# Input for this task:
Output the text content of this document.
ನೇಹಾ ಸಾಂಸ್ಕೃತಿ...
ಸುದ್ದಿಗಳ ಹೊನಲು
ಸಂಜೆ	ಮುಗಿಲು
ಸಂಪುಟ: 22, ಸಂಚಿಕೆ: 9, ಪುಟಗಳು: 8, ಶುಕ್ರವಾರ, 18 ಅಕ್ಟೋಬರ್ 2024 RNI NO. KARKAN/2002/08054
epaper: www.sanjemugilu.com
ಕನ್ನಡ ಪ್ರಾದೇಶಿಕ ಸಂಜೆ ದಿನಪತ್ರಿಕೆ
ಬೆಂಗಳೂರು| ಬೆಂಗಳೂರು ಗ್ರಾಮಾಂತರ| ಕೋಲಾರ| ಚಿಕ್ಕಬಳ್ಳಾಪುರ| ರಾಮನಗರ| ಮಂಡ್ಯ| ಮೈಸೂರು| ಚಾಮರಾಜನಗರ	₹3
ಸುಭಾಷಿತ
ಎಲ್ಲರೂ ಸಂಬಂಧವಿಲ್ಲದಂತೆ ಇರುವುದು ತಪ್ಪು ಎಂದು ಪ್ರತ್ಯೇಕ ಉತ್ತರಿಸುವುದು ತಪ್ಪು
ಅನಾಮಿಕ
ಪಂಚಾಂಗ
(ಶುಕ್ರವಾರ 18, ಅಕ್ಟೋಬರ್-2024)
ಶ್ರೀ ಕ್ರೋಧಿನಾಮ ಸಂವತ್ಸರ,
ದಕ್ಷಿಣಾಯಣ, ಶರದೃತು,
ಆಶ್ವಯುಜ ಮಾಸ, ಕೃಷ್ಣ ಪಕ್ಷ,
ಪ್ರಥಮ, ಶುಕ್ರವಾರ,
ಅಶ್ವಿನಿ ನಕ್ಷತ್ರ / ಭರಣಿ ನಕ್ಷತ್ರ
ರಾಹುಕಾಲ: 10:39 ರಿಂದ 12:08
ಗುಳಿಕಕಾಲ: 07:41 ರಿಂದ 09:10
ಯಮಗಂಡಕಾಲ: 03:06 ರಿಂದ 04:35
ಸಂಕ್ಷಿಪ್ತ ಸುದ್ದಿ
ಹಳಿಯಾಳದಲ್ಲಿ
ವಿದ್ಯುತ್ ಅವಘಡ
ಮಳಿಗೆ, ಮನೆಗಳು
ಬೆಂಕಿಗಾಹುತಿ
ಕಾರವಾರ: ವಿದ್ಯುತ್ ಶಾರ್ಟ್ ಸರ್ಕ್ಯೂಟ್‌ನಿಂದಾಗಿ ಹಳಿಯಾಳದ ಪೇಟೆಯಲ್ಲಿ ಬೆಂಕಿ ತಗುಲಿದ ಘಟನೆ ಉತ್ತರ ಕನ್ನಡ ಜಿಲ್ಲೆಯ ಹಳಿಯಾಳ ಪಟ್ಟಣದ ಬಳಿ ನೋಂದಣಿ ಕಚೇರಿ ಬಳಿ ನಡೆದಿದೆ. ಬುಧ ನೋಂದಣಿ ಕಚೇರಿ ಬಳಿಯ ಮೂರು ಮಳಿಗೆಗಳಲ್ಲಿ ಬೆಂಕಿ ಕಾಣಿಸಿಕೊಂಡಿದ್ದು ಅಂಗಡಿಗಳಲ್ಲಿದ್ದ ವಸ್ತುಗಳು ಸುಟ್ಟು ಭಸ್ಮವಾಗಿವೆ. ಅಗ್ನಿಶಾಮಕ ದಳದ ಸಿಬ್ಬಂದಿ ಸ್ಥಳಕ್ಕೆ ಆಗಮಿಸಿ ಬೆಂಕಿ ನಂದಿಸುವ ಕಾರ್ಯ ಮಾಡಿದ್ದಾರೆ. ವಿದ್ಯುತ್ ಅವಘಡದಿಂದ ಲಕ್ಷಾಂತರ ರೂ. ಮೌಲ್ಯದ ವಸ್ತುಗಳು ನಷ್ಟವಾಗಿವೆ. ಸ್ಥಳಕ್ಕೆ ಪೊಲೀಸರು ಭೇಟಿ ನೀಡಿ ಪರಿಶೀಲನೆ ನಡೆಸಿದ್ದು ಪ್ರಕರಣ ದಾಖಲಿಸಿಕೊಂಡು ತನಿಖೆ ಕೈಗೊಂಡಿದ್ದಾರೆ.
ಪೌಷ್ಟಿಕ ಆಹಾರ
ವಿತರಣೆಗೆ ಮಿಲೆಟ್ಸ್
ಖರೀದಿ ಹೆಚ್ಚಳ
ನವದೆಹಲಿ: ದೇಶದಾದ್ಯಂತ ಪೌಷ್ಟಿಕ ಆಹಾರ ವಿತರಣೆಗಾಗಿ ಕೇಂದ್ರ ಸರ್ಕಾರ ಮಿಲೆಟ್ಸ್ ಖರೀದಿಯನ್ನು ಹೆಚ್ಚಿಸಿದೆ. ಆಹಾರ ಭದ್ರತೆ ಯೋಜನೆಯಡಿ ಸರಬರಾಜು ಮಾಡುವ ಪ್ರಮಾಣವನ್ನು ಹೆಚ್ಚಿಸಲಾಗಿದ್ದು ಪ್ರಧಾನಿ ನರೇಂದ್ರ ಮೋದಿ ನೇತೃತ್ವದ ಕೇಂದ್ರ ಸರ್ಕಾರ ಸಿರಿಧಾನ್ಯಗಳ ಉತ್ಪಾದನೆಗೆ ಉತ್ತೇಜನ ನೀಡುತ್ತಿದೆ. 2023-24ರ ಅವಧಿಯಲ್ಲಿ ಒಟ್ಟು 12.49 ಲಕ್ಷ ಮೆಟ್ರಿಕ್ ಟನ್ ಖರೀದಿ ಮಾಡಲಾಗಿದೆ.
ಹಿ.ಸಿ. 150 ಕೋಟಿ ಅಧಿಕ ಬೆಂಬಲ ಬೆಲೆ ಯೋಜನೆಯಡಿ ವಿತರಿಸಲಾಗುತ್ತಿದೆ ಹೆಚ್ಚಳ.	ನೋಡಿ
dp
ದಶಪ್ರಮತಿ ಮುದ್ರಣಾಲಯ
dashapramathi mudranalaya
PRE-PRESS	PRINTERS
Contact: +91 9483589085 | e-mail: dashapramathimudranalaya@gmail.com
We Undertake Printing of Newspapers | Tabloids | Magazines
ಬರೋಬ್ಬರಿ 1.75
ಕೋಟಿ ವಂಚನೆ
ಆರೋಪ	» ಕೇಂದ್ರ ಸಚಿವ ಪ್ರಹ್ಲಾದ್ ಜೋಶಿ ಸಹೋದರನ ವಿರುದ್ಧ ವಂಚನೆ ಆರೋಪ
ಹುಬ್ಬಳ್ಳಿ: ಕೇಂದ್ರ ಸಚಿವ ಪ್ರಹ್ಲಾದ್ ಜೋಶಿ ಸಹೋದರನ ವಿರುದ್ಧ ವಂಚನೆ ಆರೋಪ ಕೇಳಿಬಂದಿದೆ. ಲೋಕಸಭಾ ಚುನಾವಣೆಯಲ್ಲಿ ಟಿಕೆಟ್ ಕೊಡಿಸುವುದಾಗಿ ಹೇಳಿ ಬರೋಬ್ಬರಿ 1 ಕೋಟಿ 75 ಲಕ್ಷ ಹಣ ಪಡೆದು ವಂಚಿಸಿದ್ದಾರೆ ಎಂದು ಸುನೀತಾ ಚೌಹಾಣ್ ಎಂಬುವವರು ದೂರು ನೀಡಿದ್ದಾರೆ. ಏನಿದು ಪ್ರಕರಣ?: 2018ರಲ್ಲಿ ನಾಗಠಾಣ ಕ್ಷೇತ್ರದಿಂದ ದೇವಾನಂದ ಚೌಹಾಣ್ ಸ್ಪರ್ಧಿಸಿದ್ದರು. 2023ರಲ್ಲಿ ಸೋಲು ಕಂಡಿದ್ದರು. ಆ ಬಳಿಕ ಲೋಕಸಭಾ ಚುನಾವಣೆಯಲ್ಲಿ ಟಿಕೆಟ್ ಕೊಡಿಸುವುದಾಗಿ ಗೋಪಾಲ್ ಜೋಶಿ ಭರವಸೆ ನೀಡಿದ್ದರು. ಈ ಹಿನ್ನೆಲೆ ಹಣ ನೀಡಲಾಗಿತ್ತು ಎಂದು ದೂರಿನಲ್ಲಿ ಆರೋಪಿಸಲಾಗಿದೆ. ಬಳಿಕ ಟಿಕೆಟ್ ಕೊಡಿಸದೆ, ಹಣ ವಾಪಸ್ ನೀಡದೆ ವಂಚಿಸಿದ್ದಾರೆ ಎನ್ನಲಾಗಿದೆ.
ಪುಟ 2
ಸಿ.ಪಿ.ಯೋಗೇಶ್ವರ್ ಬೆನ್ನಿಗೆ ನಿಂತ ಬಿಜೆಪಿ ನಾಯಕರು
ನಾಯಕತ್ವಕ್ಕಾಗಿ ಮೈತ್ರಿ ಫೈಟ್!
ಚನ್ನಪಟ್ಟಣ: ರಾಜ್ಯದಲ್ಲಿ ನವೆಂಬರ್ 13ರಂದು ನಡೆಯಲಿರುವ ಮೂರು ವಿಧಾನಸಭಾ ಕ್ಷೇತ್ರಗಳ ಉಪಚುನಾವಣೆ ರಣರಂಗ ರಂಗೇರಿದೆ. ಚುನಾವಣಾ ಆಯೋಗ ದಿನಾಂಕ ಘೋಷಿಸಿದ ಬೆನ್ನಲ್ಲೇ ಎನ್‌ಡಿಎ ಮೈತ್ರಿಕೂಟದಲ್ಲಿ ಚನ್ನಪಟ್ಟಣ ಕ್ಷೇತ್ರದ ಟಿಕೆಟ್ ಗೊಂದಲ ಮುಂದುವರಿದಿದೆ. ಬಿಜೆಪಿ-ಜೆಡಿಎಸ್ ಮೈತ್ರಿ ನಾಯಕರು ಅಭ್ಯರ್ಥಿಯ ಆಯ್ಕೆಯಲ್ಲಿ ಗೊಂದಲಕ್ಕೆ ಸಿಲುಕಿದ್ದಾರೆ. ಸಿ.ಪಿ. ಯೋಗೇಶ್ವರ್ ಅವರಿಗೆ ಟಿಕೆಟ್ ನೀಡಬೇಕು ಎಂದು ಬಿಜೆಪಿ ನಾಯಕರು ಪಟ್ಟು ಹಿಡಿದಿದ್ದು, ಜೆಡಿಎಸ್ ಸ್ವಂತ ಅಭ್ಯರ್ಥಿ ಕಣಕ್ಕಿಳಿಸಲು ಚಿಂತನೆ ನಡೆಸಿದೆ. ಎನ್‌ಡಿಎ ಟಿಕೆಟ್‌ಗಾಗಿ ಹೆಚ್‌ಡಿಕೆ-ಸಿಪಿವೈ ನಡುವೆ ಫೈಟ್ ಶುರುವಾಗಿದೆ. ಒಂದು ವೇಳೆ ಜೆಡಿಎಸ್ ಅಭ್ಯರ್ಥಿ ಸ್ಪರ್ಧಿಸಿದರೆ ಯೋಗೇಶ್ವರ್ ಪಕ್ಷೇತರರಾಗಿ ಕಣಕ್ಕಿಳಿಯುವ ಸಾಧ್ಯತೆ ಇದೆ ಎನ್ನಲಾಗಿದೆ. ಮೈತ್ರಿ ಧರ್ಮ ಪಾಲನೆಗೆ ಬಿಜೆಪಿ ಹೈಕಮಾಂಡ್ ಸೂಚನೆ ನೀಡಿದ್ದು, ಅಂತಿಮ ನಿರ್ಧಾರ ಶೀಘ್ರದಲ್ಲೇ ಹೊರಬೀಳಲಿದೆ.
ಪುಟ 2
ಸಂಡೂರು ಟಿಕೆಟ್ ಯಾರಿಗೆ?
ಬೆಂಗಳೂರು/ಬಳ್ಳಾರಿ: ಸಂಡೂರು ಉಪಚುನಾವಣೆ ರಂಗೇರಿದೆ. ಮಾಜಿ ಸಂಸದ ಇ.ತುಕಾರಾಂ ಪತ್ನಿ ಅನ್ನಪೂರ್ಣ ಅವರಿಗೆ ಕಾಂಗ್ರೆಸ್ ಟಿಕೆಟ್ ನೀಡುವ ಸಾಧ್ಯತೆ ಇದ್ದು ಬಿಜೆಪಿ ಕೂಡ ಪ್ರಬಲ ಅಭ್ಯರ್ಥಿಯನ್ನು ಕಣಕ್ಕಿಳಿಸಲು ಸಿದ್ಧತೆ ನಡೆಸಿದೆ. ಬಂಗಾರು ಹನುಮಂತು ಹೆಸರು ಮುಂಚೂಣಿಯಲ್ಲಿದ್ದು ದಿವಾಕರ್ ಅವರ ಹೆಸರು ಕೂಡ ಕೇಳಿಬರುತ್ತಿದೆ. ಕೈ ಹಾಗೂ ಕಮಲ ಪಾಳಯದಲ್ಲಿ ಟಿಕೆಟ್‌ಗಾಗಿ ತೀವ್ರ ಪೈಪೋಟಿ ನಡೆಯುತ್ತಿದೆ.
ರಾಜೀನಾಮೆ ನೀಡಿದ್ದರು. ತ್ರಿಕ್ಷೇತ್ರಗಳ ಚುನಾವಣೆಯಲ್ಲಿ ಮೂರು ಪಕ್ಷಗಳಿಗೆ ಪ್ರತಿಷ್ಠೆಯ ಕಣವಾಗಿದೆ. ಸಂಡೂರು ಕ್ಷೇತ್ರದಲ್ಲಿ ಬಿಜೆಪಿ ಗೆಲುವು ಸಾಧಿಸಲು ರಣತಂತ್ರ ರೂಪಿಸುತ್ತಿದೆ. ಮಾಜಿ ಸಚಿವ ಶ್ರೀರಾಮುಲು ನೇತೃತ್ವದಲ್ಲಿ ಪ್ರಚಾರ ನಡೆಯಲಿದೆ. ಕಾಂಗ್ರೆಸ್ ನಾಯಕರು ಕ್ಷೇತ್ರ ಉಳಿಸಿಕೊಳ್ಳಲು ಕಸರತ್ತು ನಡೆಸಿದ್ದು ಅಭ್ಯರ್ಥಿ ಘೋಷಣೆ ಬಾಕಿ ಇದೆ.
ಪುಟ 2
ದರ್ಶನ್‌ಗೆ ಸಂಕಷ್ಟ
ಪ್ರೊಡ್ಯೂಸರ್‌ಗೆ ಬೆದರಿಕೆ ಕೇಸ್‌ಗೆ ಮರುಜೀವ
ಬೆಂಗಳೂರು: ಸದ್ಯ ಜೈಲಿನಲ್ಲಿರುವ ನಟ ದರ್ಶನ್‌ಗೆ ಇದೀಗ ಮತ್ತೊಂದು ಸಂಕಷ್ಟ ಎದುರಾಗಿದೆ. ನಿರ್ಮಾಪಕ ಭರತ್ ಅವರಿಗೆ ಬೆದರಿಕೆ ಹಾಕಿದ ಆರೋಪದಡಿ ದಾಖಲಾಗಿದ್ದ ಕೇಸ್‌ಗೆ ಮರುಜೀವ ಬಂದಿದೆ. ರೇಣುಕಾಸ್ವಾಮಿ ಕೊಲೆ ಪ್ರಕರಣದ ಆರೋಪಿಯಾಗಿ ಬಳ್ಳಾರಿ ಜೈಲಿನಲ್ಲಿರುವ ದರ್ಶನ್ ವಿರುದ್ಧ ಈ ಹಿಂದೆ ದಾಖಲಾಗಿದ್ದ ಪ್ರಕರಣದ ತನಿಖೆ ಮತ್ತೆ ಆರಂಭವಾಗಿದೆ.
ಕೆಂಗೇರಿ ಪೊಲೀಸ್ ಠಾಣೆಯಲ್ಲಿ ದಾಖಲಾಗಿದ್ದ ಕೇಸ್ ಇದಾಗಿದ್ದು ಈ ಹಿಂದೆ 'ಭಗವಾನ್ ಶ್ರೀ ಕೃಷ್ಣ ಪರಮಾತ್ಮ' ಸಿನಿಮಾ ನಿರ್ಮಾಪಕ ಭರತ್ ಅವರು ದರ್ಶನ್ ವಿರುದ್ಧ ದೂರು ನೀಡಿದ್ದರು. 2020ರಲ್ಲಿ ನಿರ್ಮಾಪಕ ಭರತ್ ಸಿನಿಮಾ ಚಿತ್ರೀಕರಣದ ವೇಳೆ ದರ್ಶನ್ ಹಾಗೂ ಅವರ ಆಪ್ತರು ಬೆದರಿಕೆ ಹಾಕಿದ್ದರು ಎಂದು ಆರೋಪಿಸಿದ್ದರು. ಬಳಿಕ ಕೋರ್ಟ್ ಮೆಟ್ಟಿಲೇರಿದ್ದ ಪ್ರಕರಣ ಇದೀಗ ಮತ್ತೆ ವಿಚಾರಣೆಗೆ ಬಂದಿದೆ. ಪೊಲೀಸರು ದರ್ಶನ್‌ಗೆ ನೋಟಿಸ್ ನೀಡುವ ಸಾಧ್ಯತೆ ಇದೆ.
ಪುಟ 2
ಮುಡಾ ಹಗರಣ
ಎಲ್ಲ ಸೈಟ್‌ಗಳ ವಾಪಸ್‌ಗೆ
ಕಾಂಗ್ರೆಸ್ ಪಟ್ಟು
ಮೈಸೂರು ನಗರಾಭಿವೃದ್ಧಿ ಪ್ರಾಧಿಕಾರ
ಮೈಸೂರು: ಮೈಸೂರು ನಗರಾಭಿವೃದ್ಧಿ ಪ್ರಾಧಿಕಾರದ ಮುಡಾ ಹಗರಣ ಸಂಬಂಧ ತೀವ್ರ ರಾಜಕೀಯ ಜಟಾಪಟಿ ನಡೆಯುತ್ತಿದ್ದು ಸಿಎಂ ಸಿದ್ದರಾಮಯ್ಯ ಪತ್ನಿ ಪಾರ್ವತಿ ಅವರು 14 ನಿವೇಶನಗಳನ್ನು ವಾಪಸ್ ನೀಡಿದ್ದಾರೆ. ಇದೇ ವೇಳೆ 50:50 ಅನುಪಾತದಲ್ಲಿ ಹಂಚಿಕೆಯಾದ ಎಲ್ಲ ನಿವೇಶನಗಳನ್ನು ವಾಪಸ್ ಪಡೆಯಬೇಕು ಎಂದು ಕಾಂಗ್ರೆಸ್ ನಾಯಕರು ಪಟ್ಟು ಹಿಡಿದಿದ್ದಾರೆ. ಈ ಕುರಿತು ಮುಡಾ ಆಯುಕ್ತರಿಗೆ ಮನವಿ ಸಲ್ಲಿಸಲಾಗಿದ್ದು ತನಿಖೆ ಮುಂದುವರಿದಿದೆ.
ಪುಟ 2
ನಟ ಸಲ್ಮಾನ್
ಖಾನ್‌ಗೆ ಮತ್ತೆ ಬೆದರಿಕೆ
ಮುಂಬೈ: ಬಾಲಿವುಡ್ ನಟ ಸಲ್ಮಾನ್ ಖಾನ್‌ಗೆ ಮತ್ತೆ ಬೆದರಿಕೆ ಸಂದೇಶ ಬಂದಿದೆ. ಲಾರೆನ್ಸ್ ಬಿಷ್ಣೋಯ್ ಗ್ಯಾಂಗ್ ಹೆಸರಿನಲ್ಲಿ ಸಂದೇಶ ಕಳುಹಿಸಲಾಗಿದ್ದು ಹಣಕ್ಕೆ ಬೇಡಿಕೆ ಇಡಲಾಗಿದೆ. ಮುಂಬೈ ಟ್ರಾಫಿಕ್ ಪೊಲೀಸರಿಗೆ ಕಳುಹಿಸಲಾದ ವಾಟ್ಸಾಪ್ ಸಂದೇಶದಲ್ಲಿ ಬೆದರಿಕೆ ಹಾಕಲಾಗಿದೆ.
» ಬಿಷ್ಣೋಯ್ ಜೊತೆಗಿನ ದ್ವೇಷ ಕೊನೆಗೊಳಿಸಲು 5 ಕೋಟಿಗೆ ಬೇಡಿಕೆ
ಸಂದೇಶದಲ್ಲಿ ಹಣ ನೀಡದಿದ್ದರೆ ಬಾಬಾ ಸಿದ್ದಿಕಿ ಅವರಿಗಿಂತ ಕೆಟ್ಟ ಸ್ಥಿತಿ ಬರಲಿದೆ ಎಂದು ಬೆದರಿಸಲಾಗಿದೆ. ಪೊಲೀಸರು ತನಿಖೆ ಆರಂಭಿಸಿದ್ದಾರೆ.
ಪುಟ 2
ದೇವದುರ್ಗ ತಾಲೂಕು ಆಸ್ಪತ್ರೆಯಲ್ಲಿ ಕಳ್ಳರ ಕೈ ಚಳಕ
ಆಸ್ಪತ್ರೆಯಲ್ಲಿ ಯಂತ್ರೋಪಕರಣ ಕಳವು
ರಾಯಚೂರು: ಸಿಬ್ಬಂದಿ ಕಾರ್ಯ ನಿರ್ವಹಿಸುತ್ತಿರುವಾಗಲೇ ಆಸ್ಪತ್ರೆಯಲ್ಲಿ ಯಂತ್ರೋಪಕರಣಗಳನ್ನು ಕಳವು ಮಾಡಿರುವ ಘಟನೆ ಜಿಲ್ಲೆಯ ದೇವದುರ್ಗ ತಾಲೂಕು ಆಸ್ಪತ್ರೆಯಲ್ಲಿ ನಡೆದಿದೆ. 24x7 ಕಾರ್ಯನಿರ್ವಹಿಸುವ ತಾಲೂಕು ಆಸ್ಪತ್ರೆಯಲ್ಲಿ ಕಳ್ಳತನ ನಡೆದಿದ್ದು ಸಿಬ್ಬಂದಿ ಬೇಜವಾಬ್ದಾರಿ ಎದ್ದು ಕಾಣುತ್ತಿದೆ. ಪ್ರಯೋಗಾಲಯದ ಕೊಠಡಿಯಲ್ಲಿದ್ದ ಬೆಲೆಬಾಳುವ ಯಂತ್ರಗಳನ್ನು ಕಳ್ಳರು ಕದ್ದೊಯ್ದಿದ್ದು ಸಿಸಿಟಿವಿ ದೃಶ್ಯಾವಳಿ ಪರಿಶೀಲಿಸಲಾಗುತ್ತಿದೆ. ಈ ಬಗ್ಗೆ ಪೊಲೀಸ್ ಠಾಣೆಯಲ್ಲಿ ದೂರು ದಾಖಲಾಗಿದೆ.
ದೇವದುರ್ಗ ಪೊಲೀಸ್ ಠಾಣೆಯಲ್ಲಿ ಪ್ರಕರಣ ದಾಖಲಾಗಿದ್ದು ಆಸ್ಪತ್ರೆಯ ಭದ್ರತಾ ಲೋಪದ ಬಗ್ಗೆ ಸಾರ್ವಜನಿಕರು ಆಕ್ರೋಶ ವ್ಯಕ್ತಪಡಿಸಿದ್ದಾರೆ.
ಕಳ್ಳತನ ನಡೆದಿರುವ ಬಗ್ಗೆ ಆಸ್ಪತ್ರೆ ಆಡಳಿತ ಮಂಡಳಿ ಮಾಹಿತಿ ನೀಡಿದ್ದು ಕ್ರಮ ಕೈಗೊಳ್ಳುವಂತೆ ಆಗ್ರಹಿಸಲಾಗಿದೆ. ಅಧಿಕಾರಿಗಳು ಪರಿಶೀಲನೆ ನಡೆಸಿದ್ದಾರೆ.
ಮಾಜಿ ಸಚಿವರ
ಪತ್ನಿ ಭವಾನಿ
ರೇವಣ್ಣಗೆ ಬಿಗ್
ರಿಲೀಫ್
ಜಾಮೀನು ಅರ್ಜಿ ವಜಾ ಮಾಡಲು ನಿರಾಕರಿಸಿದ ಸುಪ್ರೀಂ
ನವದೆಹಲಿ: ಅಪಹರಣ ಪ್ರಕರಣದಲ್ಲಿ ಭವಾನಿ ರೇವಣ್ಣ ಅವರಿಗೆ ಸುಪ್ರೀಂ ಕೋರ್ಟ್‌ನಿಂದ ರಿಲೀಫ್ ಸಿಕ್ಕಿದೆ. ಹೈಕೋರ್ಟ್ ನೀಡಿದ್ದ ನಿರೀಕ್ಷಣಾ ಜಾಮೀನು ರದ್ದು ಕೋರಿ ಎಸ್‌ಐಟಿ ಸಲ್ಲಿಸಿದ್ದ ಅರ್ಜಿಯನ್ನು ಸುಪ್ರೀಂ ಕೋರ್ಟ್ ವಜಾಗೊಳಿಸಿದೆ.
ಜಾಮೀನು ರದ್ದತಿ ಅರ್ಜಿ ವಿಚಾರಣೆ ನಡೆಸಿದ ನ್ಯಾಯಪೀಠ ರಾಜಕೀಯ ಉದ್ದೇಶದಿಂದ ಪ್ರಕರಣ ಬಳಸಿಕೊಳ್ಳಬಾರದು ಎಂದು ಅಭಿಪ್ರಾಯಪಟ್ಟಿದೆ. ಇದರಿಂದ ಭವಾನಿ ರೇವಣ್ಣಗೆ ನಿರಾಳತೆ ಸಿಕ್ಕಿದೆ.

# Short task:
Give the count of lines holding the word "ಹಗರಣ" and nothing more.

# Right answer:
2